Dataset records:
* * * * * * * * *

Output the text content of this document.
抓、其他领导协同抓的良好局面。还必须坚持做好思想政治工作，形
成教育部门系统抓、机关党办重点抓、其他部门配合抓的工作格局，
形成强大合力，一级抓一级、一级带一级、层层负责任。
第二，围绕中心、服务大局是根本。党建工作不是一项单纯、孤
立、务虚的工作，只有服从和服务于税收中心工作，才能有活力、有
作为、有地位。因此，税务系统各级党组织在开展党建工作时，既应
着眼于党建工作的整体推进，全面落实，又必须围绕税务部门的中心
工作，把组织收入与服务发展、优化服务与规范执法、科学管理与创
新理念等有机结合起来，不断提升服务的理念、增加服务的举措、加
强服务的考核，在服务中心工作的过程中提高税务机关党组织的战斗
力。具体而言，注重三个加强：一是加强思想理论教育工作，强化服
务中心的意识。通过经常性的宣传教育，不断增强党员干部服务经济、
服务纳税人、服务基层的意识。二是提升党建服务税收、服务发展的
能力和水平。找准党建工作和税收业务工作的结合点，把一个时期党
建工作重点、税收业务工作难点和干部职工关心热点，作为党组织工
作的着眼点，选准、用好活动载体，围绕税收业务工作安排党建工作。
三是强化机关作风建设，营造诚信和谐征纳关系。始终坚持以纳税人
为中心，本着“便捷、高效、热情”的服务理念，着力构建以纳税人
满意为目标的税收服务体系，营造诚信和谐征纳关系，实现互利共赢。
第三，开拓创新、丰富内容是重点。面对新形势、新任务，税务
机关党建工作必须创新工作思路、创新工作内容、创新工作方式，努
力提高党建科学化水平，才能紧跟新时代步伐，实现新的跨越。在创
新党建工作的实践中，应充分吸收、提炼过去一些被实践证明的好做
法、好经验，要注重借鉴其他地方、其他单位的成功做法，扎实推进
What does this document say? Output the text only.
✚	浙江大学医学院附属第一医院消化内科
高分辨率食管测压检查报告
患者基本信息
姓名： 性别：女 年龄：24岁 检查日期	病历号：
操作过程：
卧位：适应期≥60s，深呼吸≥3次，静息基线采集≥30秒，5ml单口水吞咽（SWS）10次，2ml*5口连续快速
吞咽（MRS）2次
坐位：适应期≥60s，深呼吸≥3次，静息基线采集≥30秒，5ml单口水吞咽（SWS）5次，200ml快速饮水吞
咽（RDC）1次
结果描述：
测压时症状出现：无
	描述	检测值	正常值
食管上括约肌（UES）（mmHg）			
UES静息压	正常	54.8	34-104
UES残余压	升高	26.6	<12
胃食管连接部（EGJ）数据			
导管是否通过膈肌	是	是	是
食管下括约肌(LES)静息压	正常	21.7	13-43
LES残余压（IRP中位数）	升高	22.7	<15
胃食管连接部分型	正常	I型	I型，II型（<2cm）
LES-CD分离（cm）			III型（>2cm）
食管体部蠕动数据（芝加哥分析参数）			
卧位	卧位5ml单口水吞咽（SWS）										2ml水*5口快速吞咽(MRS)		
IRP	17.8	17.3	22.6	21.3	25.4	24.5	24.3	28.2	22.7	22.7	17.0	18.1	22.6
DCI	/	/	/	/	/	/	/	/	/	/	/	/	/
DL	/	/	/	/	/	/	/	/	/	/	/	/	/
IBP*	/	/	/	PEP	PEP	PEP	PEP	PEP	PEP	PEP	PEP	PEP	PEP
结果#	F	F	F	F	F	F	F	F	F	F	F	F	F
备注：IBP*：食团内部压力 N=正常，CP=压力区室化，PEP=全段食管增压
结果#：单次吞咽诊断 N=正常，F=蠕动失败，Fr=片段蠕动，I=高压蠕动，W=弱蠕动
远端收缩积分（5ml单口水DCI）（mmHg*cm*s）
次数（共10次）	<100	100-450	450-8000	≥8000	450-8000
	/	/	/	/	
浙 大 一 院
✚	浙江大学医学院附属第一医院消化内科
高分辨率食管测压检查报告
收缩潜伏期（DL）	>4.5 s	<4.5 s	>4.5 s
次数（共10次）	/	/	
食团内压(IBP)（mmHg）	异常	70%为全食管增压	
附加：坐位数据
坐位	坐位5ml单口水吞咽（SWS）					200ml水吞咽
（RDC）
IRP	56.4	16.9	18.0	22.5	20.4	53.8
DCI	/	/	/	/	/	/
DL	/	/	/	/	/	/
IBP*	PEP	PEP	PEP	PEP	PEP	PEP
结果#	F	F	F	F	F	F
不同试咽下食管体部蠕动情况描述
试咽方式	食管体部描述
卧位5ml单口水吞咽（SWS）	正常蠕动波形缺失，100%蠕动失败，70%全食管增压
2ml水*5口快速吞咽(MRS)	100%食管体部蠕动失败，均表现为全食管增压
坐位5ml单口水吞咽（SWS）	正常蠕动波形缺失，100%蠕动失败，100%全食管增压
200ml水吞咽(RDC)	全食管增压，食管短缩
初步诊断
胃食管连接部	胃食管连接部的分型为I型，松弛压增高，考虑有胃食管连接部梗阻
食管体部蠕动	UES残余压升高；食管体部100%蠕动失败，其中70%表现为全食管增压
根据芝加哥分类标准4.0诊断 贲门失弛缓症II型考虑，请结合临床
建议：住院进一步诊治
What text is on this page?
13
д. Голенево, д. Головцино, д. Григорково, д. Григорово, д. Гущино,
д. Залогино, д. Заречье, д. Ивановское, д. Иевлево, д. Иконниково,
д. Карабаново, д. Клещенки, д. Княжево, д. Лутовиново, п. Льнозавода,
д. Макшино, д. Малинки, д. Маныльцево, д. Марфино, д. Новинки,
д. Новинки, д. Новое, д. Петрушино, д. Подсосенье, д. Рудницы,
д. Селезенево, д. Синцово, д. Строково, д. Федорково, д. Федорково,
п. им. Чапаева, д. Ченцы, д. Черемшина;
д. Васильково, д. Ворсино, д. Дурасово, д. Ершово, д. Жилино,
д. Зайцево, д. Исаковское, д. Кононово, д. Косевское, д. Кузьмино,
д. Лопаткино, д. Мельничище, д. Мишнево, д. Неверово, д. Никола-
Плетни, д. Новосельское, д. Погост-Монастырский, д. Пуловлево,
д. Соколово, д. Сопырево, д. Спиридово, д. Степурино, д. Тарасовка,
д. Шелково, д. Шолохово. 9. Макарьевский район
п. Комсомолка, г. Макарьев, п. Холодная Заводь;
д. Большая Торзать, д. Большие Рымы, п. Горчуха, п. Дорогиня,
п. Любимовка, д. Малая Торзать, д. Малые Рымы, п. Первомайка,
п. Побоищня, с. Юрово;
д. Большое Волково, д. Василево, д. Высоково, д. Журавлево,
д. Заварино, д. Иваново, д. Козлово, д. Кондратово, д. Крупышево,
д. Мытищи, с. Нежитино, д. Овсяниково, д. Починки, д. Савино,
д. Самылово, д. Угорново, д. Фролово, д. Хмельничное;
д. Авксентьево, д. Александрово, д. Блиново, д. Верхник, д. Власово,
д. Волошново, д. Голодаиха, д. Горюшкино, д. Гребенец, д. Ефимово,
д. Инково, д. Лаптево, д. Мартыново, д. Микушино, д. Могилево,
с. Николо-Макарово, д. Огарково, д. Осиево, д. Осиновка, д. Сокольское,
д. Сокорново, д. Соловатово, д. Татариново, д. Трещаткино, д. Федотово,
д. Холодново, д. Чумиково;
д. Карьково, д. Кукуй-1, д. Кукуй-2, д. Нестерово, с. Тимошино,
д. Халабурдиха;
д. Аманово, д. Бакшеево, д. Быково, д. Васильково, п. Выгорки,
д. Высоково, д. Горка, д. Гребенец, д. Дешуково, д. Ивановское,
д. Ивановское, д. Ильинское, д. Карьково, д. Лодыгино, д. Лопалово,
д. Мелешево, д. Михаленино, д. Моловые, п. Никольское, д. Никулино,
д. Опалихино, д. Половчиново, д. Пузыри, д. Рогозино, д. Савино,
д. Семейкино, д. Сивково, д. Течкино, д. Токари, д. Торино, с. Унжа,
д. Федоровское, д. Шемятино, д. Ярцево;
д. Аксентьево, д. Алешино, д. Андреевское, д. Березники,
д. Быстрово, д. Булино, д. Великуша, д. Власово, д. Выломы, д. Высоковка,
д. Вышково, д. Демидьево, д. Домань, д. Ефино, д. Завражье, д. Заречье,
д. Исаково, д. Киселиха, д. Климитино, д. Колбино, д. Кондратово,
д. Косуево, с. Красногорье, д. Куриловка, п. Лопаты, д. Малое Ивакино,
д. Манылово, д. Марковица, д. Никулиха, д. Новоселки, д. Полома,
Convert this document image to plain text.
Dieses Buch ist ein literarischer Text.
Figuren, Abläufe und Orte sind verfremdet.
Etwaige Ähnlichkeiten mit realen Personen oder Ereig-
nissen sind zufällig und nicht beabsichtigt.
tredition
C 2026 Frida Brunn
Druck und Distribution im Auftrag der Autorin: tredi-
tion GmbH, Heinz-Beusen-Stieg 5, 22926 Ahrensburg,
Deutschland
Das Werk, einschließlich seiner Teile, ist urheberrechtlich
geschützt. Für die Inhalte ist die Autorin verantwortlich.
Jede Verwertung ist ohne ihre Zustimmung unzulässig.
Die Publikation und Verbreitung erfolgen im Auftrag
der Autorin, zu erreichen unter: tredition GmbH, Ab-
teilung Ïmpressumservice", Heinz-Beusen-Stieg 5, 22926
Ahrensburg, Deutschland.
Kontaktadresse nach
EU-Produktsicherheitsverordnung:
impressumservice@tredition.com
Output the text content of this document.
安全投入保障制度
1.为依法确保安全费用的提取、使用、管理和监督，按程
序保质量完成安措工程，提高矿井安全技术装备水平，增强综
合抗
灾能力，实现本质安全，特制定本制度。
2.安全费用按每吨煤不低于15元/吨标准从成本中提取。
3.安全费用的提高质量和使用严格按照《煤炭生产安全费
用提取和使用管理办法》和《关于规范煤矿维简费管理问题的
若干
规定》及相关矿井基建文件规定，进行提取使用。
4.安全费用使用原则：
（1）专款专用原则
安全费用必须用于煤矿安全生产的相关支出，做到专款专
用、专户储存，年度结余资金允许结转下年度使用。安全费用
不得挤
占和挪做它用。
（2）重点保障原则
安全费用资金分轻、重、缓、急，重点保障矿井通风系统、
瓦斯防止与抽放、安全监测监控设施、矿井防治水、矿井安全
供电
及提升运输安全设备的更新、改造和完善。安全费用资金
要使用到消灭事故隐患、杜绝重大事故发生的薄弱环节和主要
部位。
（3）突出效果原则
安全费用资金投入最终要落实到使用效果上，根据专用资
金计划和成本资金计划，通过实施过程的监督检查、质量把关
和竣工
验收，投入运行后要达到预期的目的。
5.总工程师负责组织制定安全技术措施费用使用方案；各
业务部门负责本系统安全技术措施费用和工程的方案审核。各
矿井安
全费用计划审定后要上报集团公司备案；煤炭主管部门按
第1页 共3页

* * * * * * * * *

* **WRITTEN EXERCISE**: Identify each line of the material where the word "静息基线采集" shows up, and copy it.

* **RESPONSE FOR THIS EXERCISE**:
卧位：适应期≥60s，深呼吸≥3次，静息基线采集≥30秒，5ml单口水吞咽（SWS）10次，2ml*5口连续快速
坐位：适应期≥60s，深呼吸≥3次，静息基线采集≥30秒，5ml单口水吞咽（SWS）5次，200ml快速饮水吞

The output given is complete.